■ JOB
Copy the listing below line for line, keeping every character as it appears.

Dataset rows
[Begin]

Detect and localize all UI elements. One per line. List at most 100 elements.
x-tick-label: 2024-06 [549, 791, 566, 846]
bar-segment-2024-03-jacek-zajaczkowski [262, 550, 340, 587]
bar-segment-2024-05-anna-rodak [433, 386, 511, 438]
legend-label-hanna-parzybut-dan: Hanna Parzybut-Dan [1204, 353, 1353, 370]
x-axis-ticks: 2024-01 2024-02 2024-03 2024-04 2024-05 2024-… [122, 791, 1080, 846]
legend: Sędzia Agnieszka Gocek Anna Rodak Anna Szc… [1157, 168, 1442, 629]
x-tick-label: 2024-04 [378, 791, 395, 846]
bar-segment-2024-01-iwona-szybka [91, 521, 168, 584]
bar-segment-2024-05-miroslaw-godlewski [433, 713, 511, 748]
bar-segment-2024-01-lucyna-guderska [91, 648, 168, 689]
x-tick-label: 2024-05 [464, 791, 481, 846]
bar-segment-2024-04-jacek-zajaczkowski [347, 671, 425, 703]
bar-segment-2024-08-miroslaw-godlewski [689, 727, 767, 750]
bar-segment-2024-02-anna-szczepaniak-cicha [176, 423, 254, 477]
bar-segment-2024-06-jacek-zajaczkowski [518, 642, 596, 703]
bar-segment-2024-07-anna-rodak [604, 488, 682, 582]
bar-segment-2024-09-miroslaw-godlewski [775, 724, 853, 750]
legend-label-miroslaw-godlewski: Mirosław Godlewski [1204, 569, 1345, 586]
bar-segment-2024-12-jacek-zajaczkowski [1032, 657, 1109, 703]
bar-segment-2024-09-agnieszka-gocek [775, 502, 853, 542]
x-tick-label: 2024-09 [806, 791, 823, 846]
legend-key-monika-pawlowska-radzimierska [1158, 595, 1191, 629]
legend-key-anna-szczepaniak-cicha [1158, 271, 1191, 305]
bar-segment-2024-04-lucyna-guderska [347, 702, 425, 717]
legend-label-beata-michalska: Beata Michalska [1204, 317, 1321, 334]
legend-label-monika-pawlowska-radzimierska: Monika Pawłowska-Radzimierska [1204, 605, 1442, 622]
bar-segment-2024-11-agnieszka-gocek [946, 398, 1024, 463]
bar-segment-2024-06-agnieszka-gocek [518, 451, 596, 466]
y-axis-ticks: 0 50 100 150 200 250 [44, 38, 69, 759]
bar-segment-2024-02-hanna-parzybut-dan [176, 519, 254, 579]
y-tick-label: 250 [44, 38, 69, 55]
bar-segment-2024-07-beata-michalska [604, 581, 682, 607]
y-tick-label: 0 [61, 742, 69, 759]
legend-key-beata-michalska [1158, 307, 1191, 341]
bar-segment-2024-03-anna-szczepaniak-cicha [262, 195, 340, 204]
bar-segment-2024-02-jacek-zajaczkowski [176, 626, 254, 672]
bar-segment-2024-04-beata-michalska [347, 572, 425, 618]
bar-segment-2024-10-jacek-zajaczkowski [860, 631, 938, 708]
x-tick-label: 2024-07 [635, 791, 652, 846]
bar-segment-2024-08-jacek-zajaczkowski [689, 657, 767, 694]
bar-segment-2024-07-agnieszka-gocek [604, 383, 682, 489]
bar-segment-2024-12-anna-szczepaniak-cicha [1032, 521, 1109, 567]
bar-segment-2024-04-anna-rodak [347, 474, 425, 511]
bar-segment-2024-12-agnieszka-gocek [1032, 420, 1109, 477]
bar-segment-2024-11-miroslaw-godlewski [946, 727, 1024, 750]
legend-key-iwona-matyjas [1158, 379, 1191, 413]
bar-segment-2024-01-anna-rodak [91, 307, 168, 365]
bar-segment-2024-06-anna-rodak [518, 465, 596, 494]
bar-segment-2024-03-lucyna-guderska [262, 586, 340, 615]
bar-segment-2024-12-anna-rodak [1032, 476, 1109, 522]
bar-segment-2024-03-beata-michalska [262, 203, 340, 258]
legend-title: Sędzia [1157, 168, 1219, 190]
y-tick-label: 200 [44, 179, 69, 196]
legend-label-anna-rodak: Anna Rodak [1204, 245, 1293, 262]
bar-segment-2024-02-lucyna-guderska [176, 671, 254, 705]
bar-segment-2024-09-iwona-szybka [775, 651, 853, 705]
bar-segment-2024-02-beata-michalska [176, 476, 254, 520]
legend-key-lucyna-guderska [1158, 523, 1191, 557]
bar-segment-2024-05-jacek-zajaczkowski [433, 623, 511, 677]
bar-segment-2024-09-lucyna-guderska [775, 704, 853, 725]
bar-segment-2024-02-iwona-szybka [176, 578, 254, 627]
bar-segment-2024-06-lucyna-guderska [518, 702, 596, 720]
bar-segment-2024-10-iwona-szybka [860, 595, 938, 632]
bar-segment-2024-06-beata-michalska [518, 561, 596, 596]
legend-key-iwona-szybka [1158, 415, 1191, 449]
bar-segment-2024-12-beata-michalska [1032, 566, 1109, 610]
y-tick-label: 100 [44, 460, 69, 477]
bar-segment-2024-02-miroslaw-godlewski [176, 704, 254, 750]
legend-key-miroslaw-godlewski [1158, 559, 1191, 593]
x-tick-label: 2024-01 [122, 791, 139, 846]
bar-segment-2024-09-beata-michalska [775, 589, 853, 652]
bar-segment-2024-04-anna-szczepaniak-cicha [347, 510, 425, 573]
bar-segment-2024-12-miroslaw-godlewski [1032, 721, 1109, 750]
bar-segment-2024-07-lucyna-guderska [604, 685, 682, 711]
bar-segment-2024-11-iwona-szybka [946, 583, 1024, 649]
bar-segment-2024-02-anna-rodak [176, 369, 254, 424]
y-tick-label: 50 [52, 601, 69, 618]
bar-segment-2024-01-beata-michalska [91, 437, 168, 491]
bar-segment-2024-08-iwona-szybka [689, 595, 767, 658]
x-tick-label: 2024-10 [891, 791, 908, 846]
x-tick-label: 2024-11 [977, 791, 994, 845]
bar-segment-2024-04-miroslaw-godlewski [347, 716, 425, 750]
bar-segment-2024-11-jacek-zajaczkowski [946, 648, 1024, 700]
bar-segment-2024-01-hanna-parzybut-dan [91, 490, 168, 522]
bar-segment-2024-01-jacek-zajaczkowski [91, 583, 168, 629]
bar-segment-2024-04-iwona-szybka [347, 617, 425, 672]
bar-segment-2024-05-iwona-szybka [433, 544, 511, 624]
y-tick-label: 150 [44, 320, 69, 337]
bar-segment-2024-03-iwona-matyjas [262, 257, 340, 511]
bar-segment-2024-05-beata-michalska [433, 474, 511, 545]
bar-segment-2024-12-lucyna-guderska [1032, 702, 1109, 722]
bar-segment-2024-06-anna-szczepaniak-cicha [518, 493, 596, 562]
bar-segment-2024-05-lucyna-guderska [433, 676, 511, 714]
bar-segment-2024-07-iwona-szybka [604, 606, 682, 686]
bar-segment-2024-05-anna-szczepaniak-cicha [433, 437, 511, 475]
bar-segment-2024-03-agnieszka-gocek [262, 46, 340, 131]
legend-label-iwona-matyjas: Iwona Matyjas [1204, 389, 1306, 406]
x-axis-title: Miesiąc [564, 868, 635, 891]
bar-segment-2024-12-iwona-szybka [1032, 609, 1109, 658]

[End]

■ RESPONSE TO THIS TASK
Detect and localize all UI elements. One per line. List at most 100 elements.
x-tick-label: 2024-06 [549, 791, 566, 846]
bar-segment-2024-03-jacek-zajaczkowski [262, 550, 340, 587]
bar-segment-2024-05-anna-rodak [433, 386, 511, 438]
legend-label-hanna-parzybut-dan: Hanna Parzybut-Dan [1204, 353, 1353, 370]
x-axis-ticks: 2024-01 2024-02 2024-03 2024-04 2024-05 2024-… [122, 791, 1080, 846]
legend: Sędzia Agnieszka Gocek Anna Rodak Anna Szc… [1157, 168, 1442, 629]
x-tick-label: 2024-04 [378, 791, 395, 846]
bar-segment-2024-01-iwona-szybka [91, 521, 168, 584]
bar-segment-2024-05-miroslaw-godlewski [433, 713, 511, 748]
bar-segment-2024-01-lucyna-guderska [91, 648, 168, 689]
x-tick-label: 2024-05 [464, 791, 481, 846]
bar-segment-2024-04-jacek-zajaczkowski [347, 671, 425, 703]
bar-segment-2024-08-miroslaw-godlewski [689, 727, 767, 750]
bar-segment-2024-02-anna-szczepaniak-cicha [176, 423, 254, 477]
bar-segment-2024-06-jacek-zajaczkowski [518, 642, 596, 703]
bar-segment-2024-07-anna-rodak [604, 488, 682, 582]
bar-segment-2024-09-miroslaw-godlewski [775, 724, 853, 750]
legend-label-miroslaw-godlewski: Mirosław Godlewski [1204, 569, 1345, 586]
bar-segment-2024-12-jacek-zajaczkowski [1032, 657, 1109, 703]
bar-segment-2024-09-agnieszka-gocek [775, 502, 853, 542]
x-tick-label: 2024-09 [806, 791, 823, 846]
legend-key-monika-pawlowska-radzimierska [1158, 595, 1191, 629]
legend-key-anna-szczepaniak-cicha [1158, 271, 1191, 305]
bar-segment-2024-04-lucyna-guderska [347, 702, 425, 717]
legend-label-beata-michalska: Beata Michalska [1204, 317, 1321, 334]
legend-label-monika-pawlowska-radzimierska: Monika Pawłowska-Radzimierska [1204, 605, 1442, 622]
bar-segment-2024-11-agnieszka-gocek [946, 398, 1024, 463]
bar-segment-2024-06-agnieszka-gocek [518, 451, 596, 466]
y-axis-ticks: 0 50 100 150 200 250 [44, 38, 69, 759]
bar-segment-2024-02-hanna-parzybut-dan [176, 519, 254, 579]
y-tick-label: 250 [44, 38, 69, 55]
bar-segment-2024-07-beata-michalska [604, 581, 682, 607]
y-tick-label: 0 [61, 742, 69, 759]
legend-key-beata-michalska [1158, 307, 1191, 341]
bar-segment-2024-03-anna-szczepaniak-cicha [262, 195, 340, 204]
bar-segment-2024-02-jacek-zajaczkowski [176, 626, 254, 672]
bar-segment-2024-04-beata-michalska [347, 572, 425, 618]
bar-segment-2024-10-jacek-zajaczkowski [860, 631, 938, 708]
x-tick-label: 2024-07 [635, 791, 652, 846]
bar-segment-2024-08-jacek-zajaczkowski [689, 657, 767, 694]
bar-segment-2024-07-agnieszka-gocek [604, 383, 682, 489]
bar-segment-2024-12-anna-szczepaniak-cicha [1032, 521, 1109, 567]
bar-segment-2024-04-anna-rodak [347, 474, 425, 511]
bar-segment-2024-12-agnieszka-gocek [1032, 420, 1109, 477]
bar-segment-2024-11-miroslaw-godlewski [946, 727, 1024, 750]
legend-key-iwona-matyjas [1158, 379, 1191, 413]
bar-segment-2024-01-anna-rodak [91, 307, 168, 365]
bar-segment-2024-06-anna-rodak [518, 465, 596, 494]
bar-segment-2024-03-lucyna-guderska [262, 586, 340, 615]
bar-segment-2024-12-anna-rodak [1032, 476, 1109, 522]
bar-segment-2024-03-beata-michalska [262, 203, 340, 258]
legend-title: Sędzia [1157, 168, 1219, 190]
y-tick-label: 200 [44, 179, 69, 196]
legend-label-anna-rodak: Anna Rodak [1204, 245, 1293, 262]
bar-segment-2024-02-lucyna-guderska [176, 671, 254, 705]
bar-segment-2024-09-iwona-szybka [775, 651, 853, 705]
bar-segment-2024-02-beata-michalska [176, 476, 254, 520]
legend-key-lucyna-guderska [1158, 523, 1191, 557]
bar-segment-2024-05-jacek-zajaczkowski [433, 623, 511, 677]
bar-segment-2024-09-lucyna-guderska [775, 704, 853, 725]
bar-segment-2024-02-iwona-szybka [176, 578, 254, 627]
bar-segment-2024-06-lucyna-guderska [518, 702, 596, 720]
bar-segment-2024-10-iwona-szybka [860, 595, 938, 632]
bar-segment-2024-06-beata-michalska [518, 561, 596, 596]
legend-key-iwona-szybka [1158, 415, 1191, 449]
bar-segment-2024-12-beata-michalska [1032, 566, 1109, 610]
y-tick-label: 100 [44, 460, 69, 477]
bar-segment-2024-02-miroslaw-godlewski [176, 704, 254, 750]
legend-key-miroslaw-godlewski [1158, 559, 1191, 593]
x-tick-label: 2024-01 [122, 791, 139, 846]
bar-segment-2024-09-beata-michalska [775, 589, 853, 652]
bar-segment-2024-04-anna-szczepaniak-cicha [347, 510, 425, 573]
bar-segment-2024-12-miroslaw-godlewski [1032, 721, 1109, 750]
bar-segment-2024-07-lucyna-guderska [604, 685, 682, 711]
bar-segment-2024-11-iwona-szybka [946, 583, 1024, 649]
bar-segment-2024-02-anna-rodak [176, 369, 254, 424]
y-tick-label: 50 [52, 601, 69, 618]
bar-segment-2024-01-beata-michalska [91, 437, 168, 491]
bar-segment-2024-08-iwona-szybka [689, 595, 767, 658]
x-tick-label: 2024-10 [891, 791, 908, 846]
x-tick-label: 2024-11 [977, 791, 994, 845]
bar-segment-2024-04-miroslaw-godlewski [347, 716, 425, 750]
bar-segment-2024-11-jacek-zajaczkowski [946, 648, 1024, 700]
bar-segment-2024-01-hanna-parzybut-dan [91, 490, 168, 522]
bar-segment-2024-01-jacek-zajaczkowski [91, 583, 168, 629]
bar-segment-2024-04-iwona-szybka [347, 617, 425, 672]
bar-segment-2024-05-iwona-szybka [433, 544, 511, 624]
y-tick-label: 150 [44, 320, 69, 337]
bar-segment-2024-03-iwona-matyjas [262, 257, 340, 511]
bar-segment-2024-05-beata-michalska [433, 474, 511, 545]
bar-segment-2024-12-lucyna-guderska [1032, 702, 1109, 722]
bar-segment-2024-06-anna-szczepaniak-cicha [518, 493, 596, 562]
bar-segment-2024-05-lucyna-guderska [433, 676, 511, 714]
bar-segment-2024-07-iwona-szybka [604, 606, 682, 686]
bar-segment-2024-05-anna-szczepaniak-cicha [433, 437, 511, 475]
bar-segment-2024-03-agnieszka-gocek [262, 46, 340, 131]
legend-label-iwona-matyjas: Iwona Matyjas [1204, 389, 1306, 406]
x-axis-title: Miesiąc [564, 868, 635, 891]
bar-segment-2024-12-iwona-szybka [1032, 609, 1109, 658]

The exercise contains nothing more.